- _Information given_:
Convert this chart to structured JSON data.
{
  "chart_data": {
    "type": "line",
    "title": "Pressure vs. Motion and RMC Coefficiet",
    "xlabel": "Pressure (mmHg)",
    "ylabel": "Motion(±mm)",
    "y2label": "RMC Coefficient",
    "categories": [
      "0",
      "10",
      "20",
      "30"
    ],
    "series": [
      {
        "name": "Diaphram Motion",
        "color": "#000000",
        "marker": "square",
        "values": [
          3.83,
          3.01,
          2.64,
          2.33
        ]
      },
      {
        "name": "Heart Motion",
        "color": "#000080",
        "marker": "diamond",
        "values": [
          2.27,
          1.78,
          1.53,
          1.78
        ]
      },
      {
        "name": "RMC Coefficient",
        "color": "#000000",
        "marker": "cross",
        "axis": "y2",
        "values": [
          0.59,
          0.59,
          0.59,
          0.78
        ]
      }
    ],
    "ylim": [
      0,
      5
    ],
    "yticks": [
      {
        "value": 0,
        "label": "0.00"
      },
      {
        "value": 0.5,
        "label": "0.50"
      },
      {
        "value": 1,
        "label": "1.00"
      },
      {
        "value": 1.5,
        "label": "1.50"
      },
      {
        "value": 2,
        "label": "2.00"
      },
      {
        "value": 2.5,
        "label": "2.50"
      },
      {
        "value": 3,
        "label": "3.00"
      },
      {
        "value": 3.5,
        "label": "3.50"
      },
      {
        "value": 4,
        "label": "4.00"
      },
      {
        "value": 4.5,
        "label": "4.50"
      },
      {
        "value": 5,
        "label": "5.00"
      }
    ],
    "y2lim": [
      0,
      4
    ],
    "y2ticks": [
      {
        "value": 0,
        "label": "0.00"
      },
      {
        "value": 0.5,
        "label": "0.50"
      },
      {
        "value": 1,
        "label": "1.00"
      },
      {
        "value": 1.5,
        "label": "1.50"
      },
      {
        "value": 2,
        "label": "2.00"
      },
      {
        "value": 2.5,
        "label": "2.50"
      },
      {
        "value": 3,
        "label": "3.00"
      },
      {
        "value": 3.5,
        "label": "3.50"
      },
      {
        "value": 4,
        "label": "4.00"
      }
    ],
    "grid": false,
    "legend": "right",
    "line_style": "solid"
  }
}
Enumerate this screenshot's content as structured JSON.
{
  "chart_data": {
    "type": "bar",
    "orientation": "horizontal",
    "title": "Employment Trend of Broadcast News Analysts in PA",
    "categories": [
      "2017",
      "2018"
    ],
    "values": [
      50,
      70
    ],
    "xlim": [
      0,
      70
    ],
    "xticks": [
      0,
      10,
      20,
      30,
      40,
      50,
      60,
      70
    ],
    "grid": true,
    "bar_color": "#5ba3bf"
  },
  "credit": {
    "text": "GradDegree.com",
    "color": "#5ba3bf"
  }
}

- _Task instructions_:
Every entry must be quoted exactly as it appears above.

- _Reply to the exercise_:
Convert this chart to structured JSON data.
{
  "chart_data": {
    "type": "line",
    "title": "Pressure vs. Motion and RMC Coefficiet",
    "xlabel": "Pressure (mmHg)",
    "ylabel": "Motion(±mm)",
    "y2label": "RMC Coefficient",
    "categories": [
      "0",
      "10",
      "20",
      "30"
    ],
    "series": [
      {
        "name": "Diaphram Motion",
        "color": "#000000",
        "marker": "square",
        "values": [
          3.83,
          3.01,
          2.64,
          2.33
        ]
      },
      {
        "name": "Heart Motion",
        "color": "#000080",
        "marker": "diamond",
        "values": [
          2.27,
          1.78,
          1.53,
          1.78
        ]
      },
      {
        "name": "RMC Coefficient",
        "color": "#000000",
        "marker": "cross",
        "axis": "y2",
        "values": [
          0.59,
          0.59,
          0.59,
          0.78
        ]
      }
    ],
    "ylim": [
      0,
      5
    ],
    "yticks": [
      {
        "value": 0,
        "label": "0.00"
      },
      {
        "value": 0.5,
        "label": "0.50"
      },
      {
        "value": 1,
        "label": "1.00"
      },
      {
        "value": 1.5,
        "label": "1.50"
      },
      {
        "value": 2,
        "label": "2.00"
      },
      {
        "value": 2.5,
        "label": "2.50"
      },
      {
        "value": 3,
        "label": "3.00"
      },
      {
        "value": 3.5,
        "label": "3.50"
      },
      {
        "value": 4,
        "label": "4.00"
      },
      {
        "value": 4.5,
        "label": "4.50"
      },
      {
        "value": 5,
        "label": "5.00"
      }
    ],
    "y2lim": [
      0,
      4
    ],
    "y2ticks": [
      {
        "value": 0,
        "label": "0.00"
      },
      {
        "value": 0.5,
        "label": "0.50"
      },
      {
        "value": 1,
        "label": "1.00"
      },
      {
        "value": 1.5,
        "label": "1.50"
      },
      {
        "value": 2,
        "label": "2.00"
      },
      {
        "value": 2.5,
        "label": "2.50"
      },
      {
        "value": 3,
        "label": "3.00"
      },
      {
        "value": 3.5,
        "label": "3.50"
      },
      {
        "value": 4,
        "label": "4.00"
      }
    ],
    "grid": false,
    "legend": "right",
    "line_style": "solid"
  }
}
Enumerate this screenshot's content as structured JSON.
{
  "chart_data": {
    "type": "bar",
    "orientation": "horizontal",
    "title": "Employment Trend of Broadcast News Analysts in PA",
    "categories": [
      "2017",
      "2018"
    ],
    "values": [
      50,
      70
    ],
    "xlim": [
      0,
      70
    ],
    "xticks": [
      0,
      10,
      20,
      30,
      40,
      50,
      60,
      70
    ],
    "grid": true,
    "bar_color": "#5ba3bf"
  },
  "credit": {
    "text": "GradDegree.com",
    "color": "#5ba3bf"
  }
}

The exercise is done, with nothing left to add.